Give back the full material, exactly as it reads.

....

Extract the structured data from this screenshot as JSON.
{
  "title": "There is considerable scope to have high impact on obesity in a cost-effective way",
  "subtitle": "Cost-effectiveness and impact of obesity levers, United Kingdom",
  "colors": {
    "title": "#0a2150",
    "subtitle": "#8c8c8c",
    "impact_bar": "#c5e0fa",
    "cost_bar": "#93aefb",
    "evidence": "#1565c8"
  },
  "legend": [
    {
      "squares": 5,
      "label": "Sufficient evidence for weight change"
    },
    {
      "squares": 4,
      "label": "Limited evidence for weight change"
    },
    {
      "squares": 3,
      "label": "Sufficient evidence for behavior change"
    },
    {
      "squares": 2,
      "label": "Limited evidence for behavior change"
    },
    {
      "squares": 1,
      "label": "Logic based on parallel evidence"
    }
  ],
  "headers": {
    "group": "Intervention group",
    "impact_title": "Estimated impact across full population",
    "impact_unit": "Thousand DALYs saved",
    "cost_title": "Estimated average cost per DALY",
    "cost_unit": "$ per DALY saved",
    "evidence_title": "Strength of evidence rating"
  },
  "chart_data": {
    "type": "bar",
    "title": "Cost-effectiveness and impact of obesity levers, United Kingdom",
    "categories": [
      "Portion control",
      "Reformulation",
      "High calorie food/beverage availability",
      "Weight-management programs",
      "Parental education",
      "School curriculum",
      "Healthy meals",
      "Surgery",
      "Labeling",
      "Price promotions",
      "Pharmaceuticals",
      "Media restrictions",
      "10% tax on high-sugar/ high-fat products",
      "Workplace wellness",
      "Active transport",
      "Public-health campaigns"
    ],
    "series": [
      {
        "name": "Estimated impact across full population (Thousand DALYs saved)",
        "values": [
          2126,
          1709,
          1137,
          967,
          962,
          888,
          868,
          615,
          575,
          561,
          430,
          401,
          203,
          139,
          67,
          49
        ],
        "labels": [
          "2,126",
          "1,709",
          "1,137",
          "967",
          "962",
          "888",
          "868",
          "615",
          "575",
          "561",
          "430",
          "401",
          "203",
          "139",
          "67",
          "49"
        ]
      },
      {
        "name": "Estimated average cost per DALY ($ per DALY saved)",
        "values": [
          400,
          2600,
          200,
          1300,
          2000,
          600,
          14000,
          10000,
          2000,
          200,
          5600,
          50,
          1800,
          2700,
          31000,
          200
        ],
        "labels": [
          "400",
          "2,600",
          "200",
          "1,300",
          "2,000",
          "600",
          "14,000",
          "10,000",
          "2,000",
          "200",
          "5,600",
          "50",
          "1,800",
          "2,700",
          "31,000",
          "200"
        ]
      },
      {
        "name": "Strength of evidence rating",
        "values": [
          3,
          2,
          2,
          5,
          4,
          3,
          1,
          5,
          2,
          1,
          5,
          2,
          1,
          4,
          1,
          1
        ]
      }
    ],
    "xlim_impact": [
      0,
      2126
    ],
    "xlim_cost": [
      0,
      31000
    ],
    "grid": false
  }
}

....

▸ **Written solution**
Extract the structured data from this screenshot as JSON.
{
  "title": "There is considerable scope to have high impact on obesity in a cost-effective way",
  "subtitle": "Cost-effectiveness and impact of obesity levers, United Kingdom",
  "colors": {
    "title": "#0a2150",
    "subtitle": "#8c8c8c",
    "impact_bar": "#c5e0fa",
    "cost_bar": "#93aefb",
    "evidence": "#1565c8"
  },
  "legend": [
    {
      "squares": 5,
      "label": "Sufficient evidence for weight change"
    },
    {
      "squares": 4,
      "label": "Limited evidence for weight change"
    },
    {
      "squares": 3,
      "label": "Sufficient evidence for behavior change"
    },
    {
      "squares": 2,
      "label": "Limited evidence for behavior change"
    },
    {
      "squares": 1,
      "label": "Logic based on parallel evidence"
    }
  ],
  "headers": {
    "group": "Intervention group",
    "impact_title": "Estimated impact across full population",
    "impact_unit": "Thousand DALYs saved",
    "cost_title": "Estimated average cost per DALY",
    "cost_unit": "$ per DALY saved",
    "evidence_title": "Strength of evidence rating"
  },
  "chart_data": {
    "type": "bar",
    "title": "Cost-effectiveness and impact of obesity levers, United Kingdom",
    "categories": [
      "Portion control",
      "Reformulation",
      "High calorie food/beverage availability",
      "Weight-management programs",
      "Parental education",
      "School curriculum",
      "Healthy meals",
      "Surgery",
      "Labeling",
      "Price promotions",
      "Pharmaceuticals",
      "Media restrictions",
      "10% tax on high-sugar/ high-fat products",
      "Workplace wellness",
      "Active transport",
      "Public-health campaigns"
    ],
    "series": [
      {
        "name": "Estimated impact across full population (Thousand DALYs saved)",
        "values": [
          2126,
          1709,
          1137,
          967,
          962,
          888,
          868,
          615,
          575,
          561,
          430,
          401,
          203,
          139,
          67,
          49
        ],
        "labels": [
          "2,126",
          "1,709",
          "1,137",
          "967",
          "962",
          "888",
          "868",
          "615",
          "575",
          "561",
          "430",
          "401",
          "203",
          "139",
          "67",
          "49"
        ]
      },
      {
        "name": "Estimated average cost per DALY ($ per DALY saved)",
        "values": [
          400,
          2600,
          200,
          1300,
          2000,
          600,
          14000,
          10000,
          2000,
          200,
          5600,
          50,
          1800,
          2700,
          31000,
          200
        ],
        "labels": [
          "400",
          "2,600",
          "200",
          "1,300",
          "2,000",
          "600",
          "14,000",
          "10,000",
          "2,000",
          "200",
          "5,600",
          "50",
          "1,800",
          "2,700",
          "31,000",
          "200"
        ]
      },
      {
        "name": "Strength of evidence rating",
        "values": [
          3,
          2,
          2,
          5,
          4,
          3,
          1,
          5,
          2,
          1,
          5,
          2,
          1,
          4,
          1,
          1
        ]
      }
    ],
    "xlim_impact": [
      0,
      2126
    ],
    "xlim_cost": [
      0,
      31000
    ],
    "grid": false
  }
}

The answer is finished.